■ PROBLEM:
Extract all records. Keep each one exact.

■ DATA FOR THIS EXERCISE:
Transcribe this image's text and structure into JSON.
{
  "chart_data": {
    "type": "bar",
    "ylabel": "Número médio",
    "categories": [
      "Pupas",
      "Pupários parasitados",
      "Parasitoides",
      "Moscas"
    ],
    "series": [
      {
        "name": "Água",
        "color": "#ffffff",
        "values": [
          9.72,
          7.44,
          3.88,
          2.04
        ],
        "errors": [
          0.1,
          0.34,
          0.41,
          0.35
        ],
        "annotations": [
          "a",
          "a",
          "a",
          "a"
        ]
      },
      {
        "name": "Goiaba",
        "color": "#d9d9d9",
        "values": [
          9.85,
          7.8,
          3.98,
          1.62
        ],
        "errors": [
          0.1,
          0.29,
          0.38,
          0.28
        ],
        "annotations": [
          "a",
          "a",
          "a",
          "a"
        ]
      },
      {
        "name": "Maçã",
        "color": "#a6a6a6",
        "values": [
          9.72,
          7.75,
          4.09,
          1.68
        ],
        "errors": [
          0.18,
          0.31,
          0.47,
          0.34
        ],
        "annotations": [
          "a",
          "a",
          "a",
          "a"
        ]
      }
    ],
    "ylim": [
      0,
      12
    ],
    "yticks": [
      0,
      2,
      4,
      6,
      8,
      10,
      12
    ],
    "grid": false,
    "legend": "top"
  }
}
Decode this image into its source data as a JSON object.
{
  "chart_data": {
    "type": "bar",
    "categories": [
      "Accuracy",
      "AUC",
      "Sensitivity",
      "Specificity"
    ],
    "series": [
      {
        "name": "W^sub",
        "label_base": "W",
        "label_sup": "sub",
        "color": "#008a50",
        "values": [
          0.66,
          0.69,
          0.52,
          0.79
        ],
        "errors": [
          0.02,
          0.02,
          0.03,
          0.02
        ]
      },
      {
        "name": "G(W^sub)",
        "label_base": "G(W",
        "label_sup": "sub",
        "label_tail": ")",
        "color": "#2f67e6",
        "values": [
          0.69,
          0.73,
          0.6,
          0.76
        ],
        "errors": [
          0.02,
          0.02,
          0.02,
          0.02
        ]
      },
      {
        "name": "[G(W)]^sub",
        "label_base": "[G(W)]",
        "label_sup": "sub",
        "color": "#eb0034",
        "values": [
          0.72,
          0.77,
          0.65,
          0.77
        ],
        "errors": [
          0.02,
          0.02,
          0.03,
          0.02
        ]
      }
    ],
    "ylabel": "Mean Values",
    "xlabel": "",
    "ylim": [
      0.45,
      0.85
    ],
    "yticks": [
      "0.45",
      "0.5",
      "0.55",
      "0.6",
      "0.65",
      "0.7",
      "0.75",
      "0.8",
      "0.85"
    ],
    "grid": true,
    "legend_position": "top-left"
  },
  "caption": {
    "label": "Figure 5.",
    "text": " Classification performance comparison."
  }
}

■ EXERCISE ANSWER:
Transcribe this image's text and structure into JSON.
{
  "chart_data": {
    "type": "bar",
    "ylabel": "Número médio",
    "categories": [
      "Pupas",
      "Pupários parasitados",
      "Parasitoides",
      "Moscas"
    ],
    "series": [
      {
        "name": "Água",
        "color": "#ffffff",
        "values": [
          9.72,
          7.44,
          3.88,
          2.04
        ],
        "errors": [
          0.1,
          0.34,
          0.41,
          0.35
        ],
        "annotations": [
          "a",
          "a",
          "a",
          "a"
        ]
      },
      {
        "name": "Goiaba",
        "color": "#d9d9d9",
        "values": [
          9.85,
          7.8,
          3.98,
          1.62
        ],
        "errors": [
          0.1,
          0.29,
          0.38,
          0.28
        ],
        "annotations": [
          "a",
          "a",
          "a",
          "a"
        ]
      },
      {
        "name": "Maçã",
        "color": "#a6a6a6",
        "values": [
          9.72,
          7.75,
          4.09,
          1.68
        ],
        "errors": [
          0.18,
          0.31,
          0.47,
          0.34
        ],
        "annotations": [
          "a",
          "a",
          "a",
          "a"
        ]
      }
    ],
    "ylim": [
      0,
      12
    ],
    "yticks": [
      0,
      2,
      4,
      6,
      8,
      10,
      12
    ],
    "grid": false,
    "legend": "top"
  }
}
Decode this image into its source data as a JSON object.
{
  "chart_data": {
    "type": "bar",
    "categories": [
      "Accuracy",
      "AUC",
      "Sensitivity",
      "Specificity"
    ],
    "series": [
      {
        "name": "W^sub",
        "label_base": "W",
        "label_sup": "sub",
        "color": "#008a50",
        "values": [
          0.66,
          0.69,
          0.52,
          0.79
        ],
        "errors": [
          0.02,
          0.02,
          0.03,
          0.02
        ]
      },
      {
        "name": "G(W^sub)",
        "label_base": "G(W",
        "label_sup": "sub",
        "label_tail": ")",
        "color": "#2f67e6",
        "values": [
          0.69,
          0.73,
          0.6,
          0.76
        ],
        "errors": [
          0.02,
          0.02,
          0.02,
          0.02
        ]
      },
      {
        "name": "[G(W)]^sub",
        "label_base": "[G(W)]",
        "label_sup": "sub",
        "color": "#eb0034",
        "values": [
          0.72,
          0.77,
          0.65,
          0.77
        ],
        "errors": [
          0.02,
          0.02,
          0.03,
          0.02
        ]
      }
    ],
    "ylabel": "Mean Values",
    "xlabel": "",
    "ylim": [
      0.45,
      0.85
    ],
    "yticks": [
      "0.45",
      "0.5",
      "0.55",
      "0.6",
      "0.65",
      "0.7",
      "0.75",
      "0.8",
      "0.85"
    ],
    "grid": true,
    "legend_position": "top-left"
  },
  "caption": {
    "label": "Figure 5.",
    "text": " Classification performance comparison."
  }
}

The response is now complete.